» **REQUEST**
List all lines of the data containing the word "Layer".

» **DATA FOR THIS TASK**

■ ■ ■

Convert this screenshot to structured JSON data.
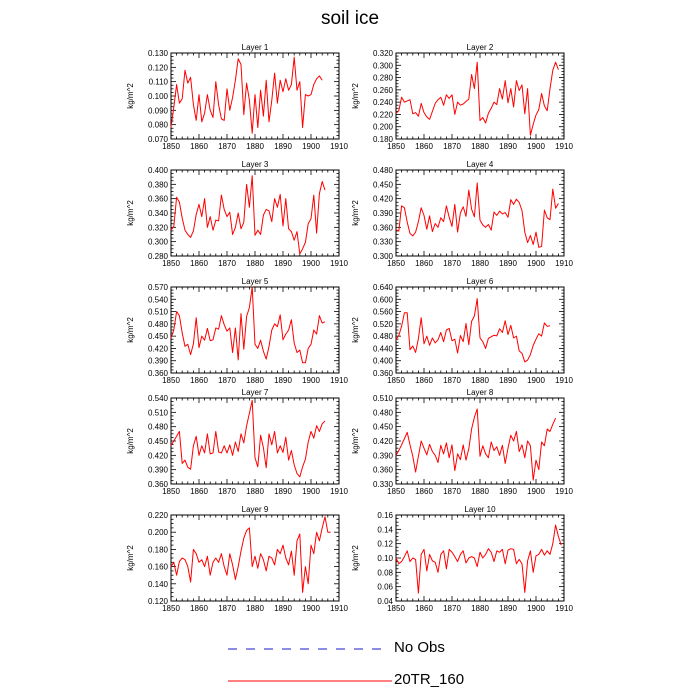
{
  "title": "soil ice",
  "colors": {
    "model": "#ff0000",
    "obs": "#1a1acc",
    "axis": "#000000"
  },
  "legend": [
    {
      "label": "No Obs",
      "style": "dashed",
      "color": "#1a1acc"
    },
    {
      "label": "20TR_160",
      "style": "solid",
      "color": "#ff0000"
    }
  ],
  "chart_data": [
    {
      "type": "line",
      "title": "Layer 1",
      "ylabel": "kg/m^2",
      "xlim": [
        1850,
        1910
      ],
      "ylim": [
        0.07,
        0.13
      ],
      "xticks": [
        "1850",
        "1860",
        "1870",
        "1880",
        "1890",
        "1900",
        "1910"
      ],
      "yticks": [
        "0.070",
        "0.080",
        "0.090",
        "0.100",
        "0.110",
        "0.120",
        "0.130"
      ],
      "series": [
        {
          "name": "20TR_160",
          "x_start": 1850,
          "x_step": 1,
          "values": [
            0.078,
            0.092,
            0.108,
            0.095,
            0.098,
            0.118,
            0.109,
            0.113,
            0.094,
            0.083,
            0.101,
            0.082,
            0.088,
            0.101,
            0.09,
            0.085,
            0.11,
            0.094,
            0.084,
            0.083,
            0.105,
            0.09,
            0.099,
            0.111,
            0.126,
            0.122,
            0.087,
            0.109,
            0.097,
            0.074,
            0.101,
            0.078,
            0.104,
            0.086,
            0.111,
            0.082,
            0.097,
            0.116,
            0.095,
            0.111,
            0.103,
            0.112,
            0.104,
            0.108,
            0.127,
            0.104,
            0.11,
            0.078,
            0.101,
            0.1,
            0.101,
            0.108,
            0.112,
            0.114,
            0.111
          ]
        }
      ]
    },
    {
      "type": "line",
      "title": "Layer 2",
      "ylabel": "kg/m^2",
      "xlim": [
        1850,
        1910
      ],
      "ylim": [
        0.18,
        0.32
      ],
      "xticks": [
        "1850",
        "1860",
        "1870",
        "1880",
        "1890",
        "1900",
        "1910"
      ],
      "yticks": [
        "0.180",
        "0.200",
        "0.220",
        "0.240",
        "0.260",
        "0.280",
        "0.300",
        "0.320"
      ],
      "series": [
        {
          "name": "20TR_160",
          "x_start": 1850,
          "x_step": 1,
          "values": [
            0.222,
            0.226,
            0.248,
            0.24,
            0.242,
            0.244,
            0.221,
            0.223,
            0.217,
            0.238,
            0.223,
            0.216,
            0.212,
            0.225,
            0.238,
            0.244,
            0.248,
            0.235,
            0.252,
            0.246,
            0.252,
            0.22,
            0.24,
            0.235,
            0.237,
            0.241,
            0.245,
            0.285,
            0.262,
            0.305,
            0.21,
            0.215,
            0.206,
            0.222,
            0.23,
            0.24,
            0.236,
            0.262,
            0.245,
            0.275,
            0.239,
            0.262,
            0.232,
            0.275,
            0.259,
            0.268,
            0.221,
            0.262,
            0.186,
            0.204,
            0.219,
            0.228,
            0.254,
            0.234,
            0.226,
            0.262,
            0.292,
            0.305,
            0.293
          ]
        }
      ]
    },
    {
      "type": "line",
      "title": "Layer 3",
      "ylabel": "kg/m^2",
      "xlim": [
        1850,
        1910
      ],
      "ylim": [
        0.28,
        0.4
      ],
      "xticks": [
        "1850",
        "1860",
        "1870",
        "1880",
        "1890",
        "1900",
        "1910"
      ],
      "yticks": [
        "0.280",
        "0.300",
        "0.320",
        "0.340",
        "0.360",
        "0.380",
        "0.400"
      ],
      "series": [
        {
          "name": "20TR_160",
          "x_start": 1850,
          "x_step": 1,
          "values": [
            0.316,
            0.321,
            0.362,
            0.355,
            0.333,
            0.316,
            0.31,
            0.306,
            0.315,
            0.338,
            0.352,
            0.335,
            0.36,
            0.32,
            0.335,
            0.316,
            0.33,
            0.329,
            0.365,
            0.345,
            0.335,
            0.341,
            0.31,
            0.32,
            0.34,
            0.318,
            0.327,
            0.38,
            0.348,
            0.392,
            0.309,
            0.316,
            0.31,
            0.337,
            0.345,
            0.343,
            0.328,
            0.36,
            0.348,
            0.366,
            0.322,
            0.36,
            0.318,
            0.314,
            0.302,
            0.314,
            0.283,
            0.29,
            0.299,
            0.325,
            0.332,
            0.365,
            0.312,
            0.367,
            0.384,
            0.372
          ]
        }
      ]
    },
    {
      "type": "line",
      "title": "Layer 4",
      "ylabel": "kg/m^2",
      "xlim": [
        1850,
        1910
      ],
      "ylim": [
        0.3,
        0.48
      ],
      "xticks": [
        "1850",
        "1860",
        "1870",
        "1880",
        "1890",
        "1900",
        "1910"
      ],
      "yticks": [
        "0.300",
        "0.330",
        "0.360",
        "0.390",
        "0.420",
        "0.450",
        "0.480"
      ],
      "series": [
        {
          "name": "20TR_160",
          "x_start": 1850,
          "x_step": 1,
          "values": [
            0.355,
            0.352,
            0.405,
            0.401,
            0.371,
            0.347,
            0.342,
            0.35,
            0.372,
            0.401,
            0.385,
            0.356,
            0.384,
            0.351,
            0.368,
            0.36,
            0.38,
            0.372,
            0.405,
            0.381,
            0.362,
            0.408,
            0.35,
            0.39,
            0.403,
            0.383,
            0.438,
            0.398,
            0.382,
            0.453,
            0.375,
            0.365,
            0.36,
            0.366,
            0.354,
            0.392,
            0.385,
            0.394,
            0.388,
            0.391,
            0.381,
            0.418,
            0.408,
            0.419,
            0.412,
            0.395,
            0.35,
            0.328,
            0.343,
            0.324,
            0.35,
            0.318,
            0.32,
            0.396,
            0.38,
            0.376,
            0.44,
            0.4,
            0.41
          ]
        }
      ]
    },
    {
      "type": "line",
      "title": "Layer 5",
      "ylabel": "kg/m^2",
      "xlim": [
        1850,
        1910
      ],
      "ylim": [
        0.36,
        0.57
      ],
      "xticks": [
        "1850",
        "1860",
        "1870",
        "1880",
        "1890",
        "1900",
        "1910"
      ],
      "yticks": [
        "0.360",
        "0.390",
        "0.420",
        "0.450",
        "0.480",
        "0.510",
        "0.540",
        "0.570"
      ],
      "series": [
        {
          "name": "20TR_160",
          "x_start": 1850,
          "x_step": 1,
          "values": [
            0.445,
            0.465,
            0.51,
            0.5,
            0.458,
            0.425,
            0.43,
            0.405,
            0.431,
            0.495,
            0.422,
            0.45,
            0.44,
            0.469,
            0.439,
            0.441,
            0.47,
            0.467,
            0.5,
            0.478,
            0.462,
            0.47,
            0.41,
            0.47,
            0.392,
            0.505,
            0.418,
            0.498,
            0.52,
            0.57,
            0.43,
            0.42,
            0.44,
            0.413,
            0.394,
            0.425,
            0.465,
            0.48,
            0.473,
            0.502,
            0.441,
            0.455,
            0.465,
            0.49,
            0.433,
            0.41,
            0.416,
            0.385,
            0.385,
            0.42,
            0.43,
            0.465,
            0.455,
            0.5,
            0.482,
            0.485
          ]
        }
      ]
    },
    {
      "type": "line",
      "title": "Layer 6",
      "ylabel": "kg/m^2",
      "xlim": [
        1850,
        1910
      ],
      "ylim": [
        0.36,
        0.64
      ],
      "xticks": [
        "1850",
        "1860",
        "1870",
        "1880",
        "1890",
        "1900",
        "1910"
      ],
      "yticks": [
        "0.360",
        "0.400",
        "0.440",
        "0.480",
        "0.520",
        "0.560",
        "0.600",
        "0.640"
      ],
      "series": [
        {
          "name": "20TR_160",
          "x_start": 1850,
          "x_step": 1,
          "values": [
            0.468,
            0.482,
            0.512,
            0.556,
            0.556,
            0.436,
            0.448,
            0.427,
            0.472,
            0.54,
            0.455,
            0.48,
            0.45,
            0.474,
            0.458,
            0.468,
            0.492,
            0.462,
            0.5,
            0.505,
            0.465,
            0.47,
            0.425,
            0.482,
            0.462,
            0.521,
            0.452,
            0.528,
            0.546,
            0.602,
            0.474,
            0.462,
            0.44,
            0.473,
            0.478,
            0.483,
            0.481,
            0.504,
            0.492,
            0.53,
            0.485,
            0.515,
            0.474,
            0.48,
            0.432,
            0.424,
            0.396,
            0.402,
            0.42,
            0.45,
            0.47,
            0.488,
            0.48,
            0.523,
            0.512,
            0.514
          ]
        }
      ]
    },
    {
      "type": "line",
      "title": "Layer 7",
      "ylabel": "kg/m^2",
      "xlim": [
        1850,
        1910
      ],
      "ylim": [
        0.36,
        0.54
      ],
      "xticks": [
        "1850",
        "1860",
        "1870",
        "1880",
        "1890",
        "1900",
        "1910"
      ],
      "yticks": [
        "0.360",
        "0.390",
        "0.420",
        "0.450",
        "0.480",
        "0.510",
        "0.540"
      ],
      "series": [
        {
          "name": "20TR_160",
          "x_start": 1850,
          "x_step": 1,
          "values": [
            0.44,
            0.45,
            0.46,
            0.47,
            0.403,
            0.41,
            0.395,
            0.391,
            0.44,
            0.46,
            0.42,
            0.44,
            0.425,
            0.465,
            0.423,
            0.425,
            0.47,
            0.427,
            0.425,
            0.44,
            0.425,
            0.442,
            0.42,
            0.448,
            0.428,
            0.465,
            0.446,
            0.482,
            0.508,
            0.535,
            0.415,
            0.396,
            0.462,
            0.436,
            0.394,
            0.465,
            0.442,
            0.47,
            0.425,
            0.44,
            0.426,
            0.458,
            0.41,
            0.43,
            0.4,
            0.382,
            0.375,
            0.396,
            0.412,
            0.448,
            0.47,
            0.456,
            0.482,
            0.47,
            0.486,
            0.492
          ]
        }
      ]
    },
    {
      "type": "line",
      "title": "Layer 8",
      "ylabel": "kg/m^2",
      "xlim": [
        1850,
        1910
      ],
      "ylim": [
        0.33,
        0.51
      ],
      "xticks": [
        "1850",
        "1860",
        "1870",
        "1880",
        "1890",
        "1900",
        "1910"
      ],
      "yticks": [
        "0.330",
        "0.360",
        "0.390",
        "0.420",
        "0.450",
        "0.480",
        "0.510"
      ],
      "series": [
        {
          "name": "20TR_160",
          "x_start": 1850,
          "x_step": 1,
          "values": [
            0.39,
            0.4,
            0.412,
            0.425,
            0.438,
            0.412,
            0.388,
            0.355,
            0.388,
            0.42,
            0.405,
            0.391,
            0.413,
            0.398,
            0.39,
            0.375,
            0.411,
            0.393,
            0.416,
            0.385,
            0.412,
            0.358,
            0.393,
            0.381,
            0.412,
            0.38,
            0.404,
            0.445,
            0.47,
            0.487,
            0.388,
            0.41,
            0.393,
            0.385,
            0.418,
            0.4,
            0.408,
            0.39,
            0.411,
            0.373,
            0.405,
            0.432,
            0.42,
            0.44,
            0.398,
            0.412,
            0.385,
            0.42,
            0.41,
            0.338,
            0.38,
            0.36,
            0.418,
            0.41,
            0.445,
            0.44,
            0.455,
            0.468
          ]
        }
      ]
    },
    {
      "type": "line",
      "title": "Layer 9",
      "ylabel": "kg/m^2",
      "xlim": [
        1850,
        1910
      ],
      "ylim": [
        0.12,
        0.22
      ],
      "xticks": [
        "1850",
        "1860",
        "1870",
        "1880",
        "1890",
        "1900",
        "1910"
      ],
      "yticks": [
        "0.120",
        "0.140",
        "0.160",
        "0.180",
        "0.200",
        "0.220"
      ],
      "series": [
        {
          "name": "20TR_160",
          "x_start": 1850,
          "x_step": 1,
          "values": [
            0.16,
            0.165,
            0.15,
            0.166,
            0.17,
            0.168,
            0.16,
            0.142,
            0.18,
            0.175,
            0.165,
            0.168,
            0.16,
            0.172,
            0.15,
            0.165,
            0.17,
            0.165,
            0.175,
            0.16,
            0.15,
            0.175,
            0.162,
            0.145,
            0.16,
            0.178,
            0.193,
            0.202,
            0.205,
            0.16,
            0.172,
            0.158,
            0.175,
            0.168,
            0.155,
            0.172,
            0.17,
            0.162,
            0.18,
            0.175,
            0.185,
            0.17,
            0.162,
            0.178,
            0.15,
            0.19,
            0.198,
            0.13,
            0.16,
            0.14,
            0.185,
            0.175,
            0.2,
            0.19,
            0.205,
            0.218,
            0.2,
            0.2
          ]
        }
      ]
    },
    {
      "type": "line",
      "title": "Layer 10",
      "ylabel": "kg/m^2",
      "xlim": [
        1850,
        1910
      ],
      "ylim": [
        0.04,
        0.16
      ],
      "xticks": [
        "1850",
        "1860",
        "1870",
        "1880",
        "1890",
        "1900",
        "1910"
      ],
      "yticks": [
        "0.04",
        "0.06",
        "0.08",
        "0.10",
        "0.12",
        "0.14",
        "0.16"
      ],
      "series": [
        {
          "name": "20TR_160",
          "x_start": 1850,
          "x_step": 1,
          "values": [
            0.1,
            0.092,
            0.095,
            0.102,
            0.11,
            0.095,
            0.1,
            0.098,
            0.051,
            0.105,
            0.112,
            0.082,
            0.105,
            0.096,
            0.094,
            0.08,
            0.105,
            0.11,
            0.085,
            0.112,
            0.108,
            0.102,
            0.095,
            0.105,
            0.11,
            0.093,
            0.1,
            0.102,
            0.1,
            0.088,
            0.108,
            0.1,
            0.105,
            0.113,
            0.108,
            0.095,
            0.11,
            0.108,
            0.112,
            0.092,
            0.111,
            0.113,
            0.112,
            0.092,
            0.098,
            0.092,
            0.052,
            0.096,
            0.11,
            0.08,
            0.103,
            0.105,
            0.112,
            0.104,
            0.11,
            0.105,
            0.12,
            0.146,
            0.13,
            0.118
          ]
        }
      ]
    }
  ]
}
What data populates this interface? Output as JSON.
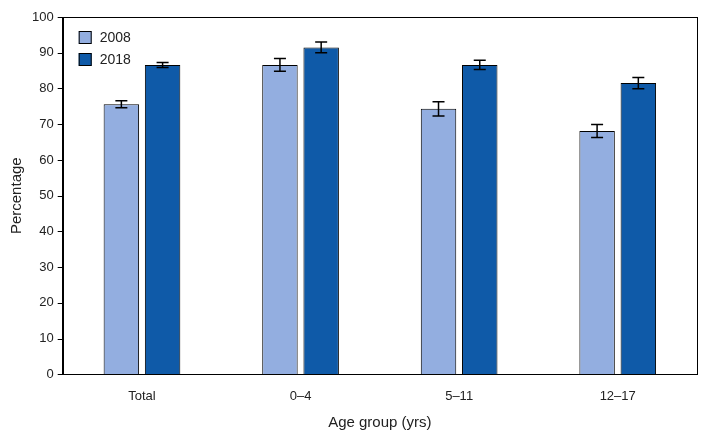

■ ■ ■

» **TASK RESPONSE**
      "title": "Layer 1",
      "title": "Layer 2",
      "title": "Layer 3",
      "title": "Layer 4",
      "title": "Layer 5",
      "title": "Layer 6",
      "title": "Layer 7",
      "title": "Layer 8",
      "title": "Layer 9",
      "title": "Layer 10",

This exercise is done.